WHAT YOU NEED TO DO:
Rewrite the stretch from "But Reagan’s program" through "the West unhindered." in the passage on Reagan below, putting "far-reaching consequences" in place of "momentous consequences".

READING TEXT:
Consider further how the media and establishment economists treated his belief in supply-side driven growth, in cutting the role of government, and in unleashing the tremendous enterprising energies of the American people by tax cuts and deregulation as outrageous nonsense. Even the man who was to become his vice president, George H.W. Bush, called his program voodoo economics.
But Reagan’s program became a tremendous success with momentous consequences. It provided the wealth that helped mitigate many of America’s social problems, which before him seemed to threaten the integrity of its society. It provided the means for rebuilding America’s military strength. It gave America the capacity to challenge a nuclear parity, which had enabled the Soviet Union to subvert and blackmail the West unhindered.
How history now mocks those who mocked Reagan. What calumny and contempt were not heaped on the head of the man who they said was a danger to world peace, who would waste billions on Hollywood fantasies which they contemptuously dubbed “Star Wars.” Yet this man understood better than all the experts that the USSR was a hollow giant and that by challenging it, fatal Soviet weaknesses would be exposed, and it would either retreat or collapse.

SUPPLIED MATERIAL:
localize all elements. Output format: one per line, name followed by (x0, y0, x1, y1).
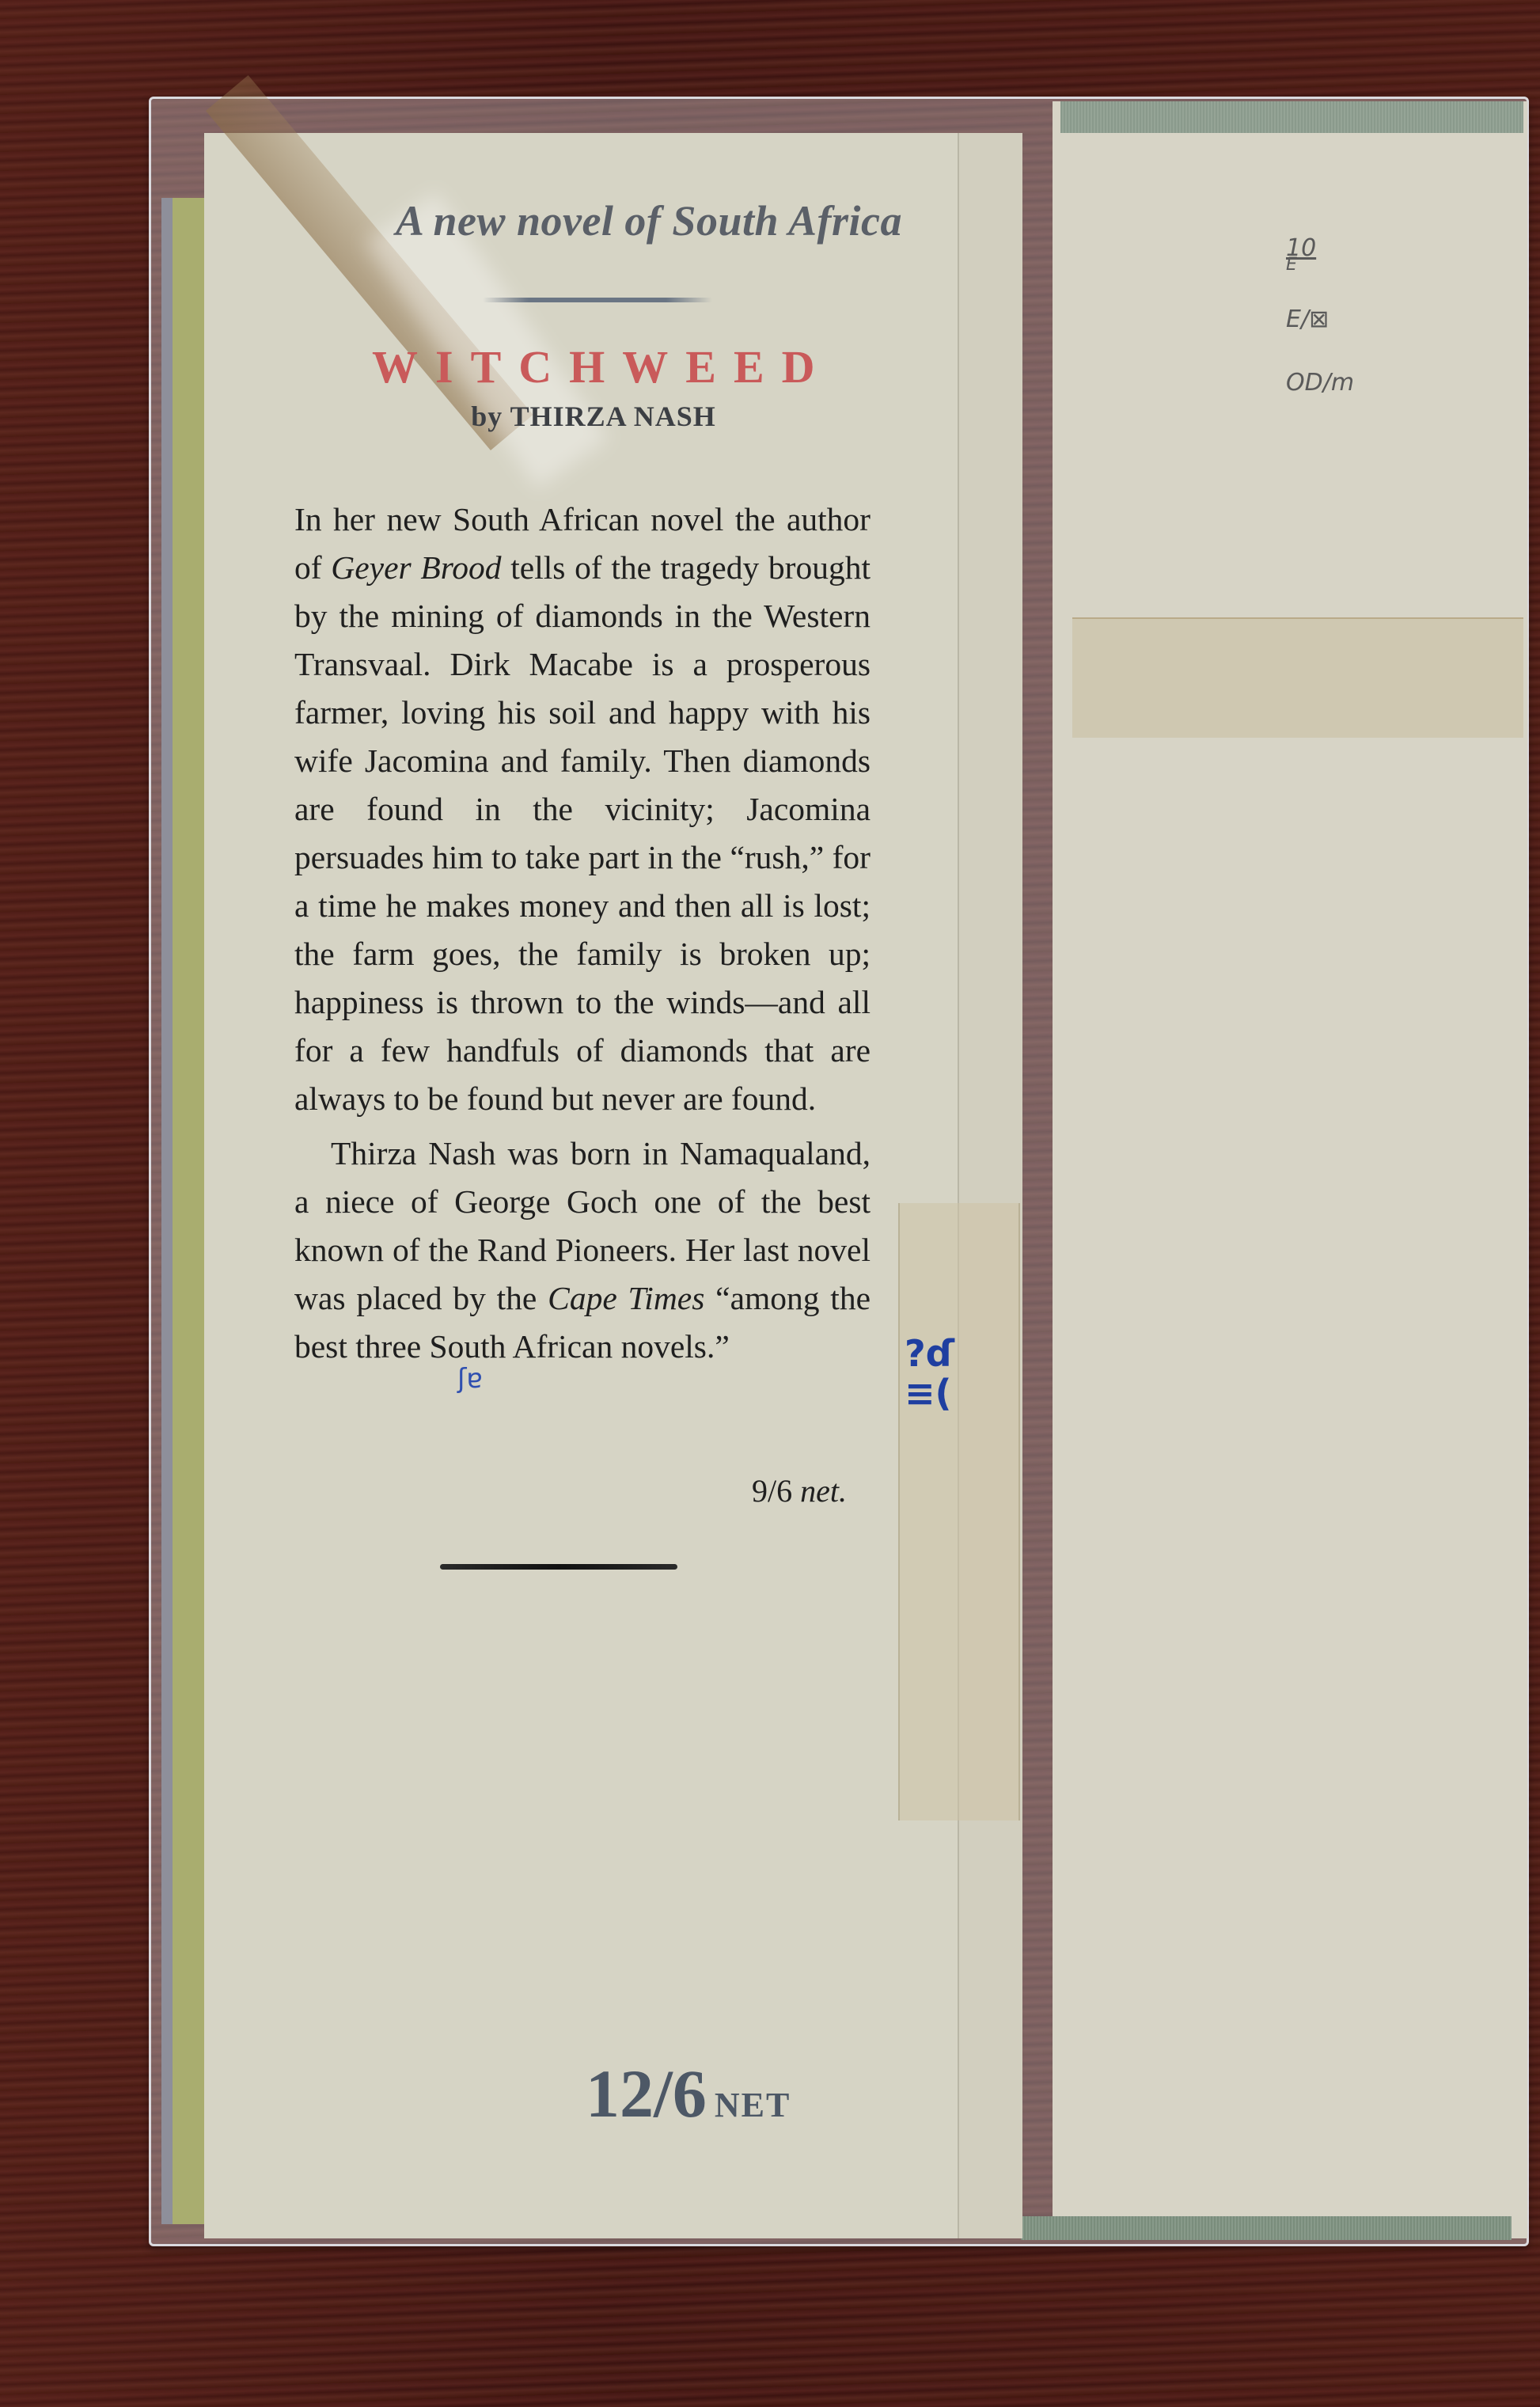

SOLVED EXERCISE:
But Reagan’s program became a tremendous success with far-reaching consequences. It provided the wealth that helped mitigate many of America’s social problems, which before him seemed to threaten the integrity of its society. It provided the means for rebuilding America’s military strength. It gave America the capacity to challenge a nuclear parity, which had enabled the Soviet Union to subvert and blackmail the West unhindered.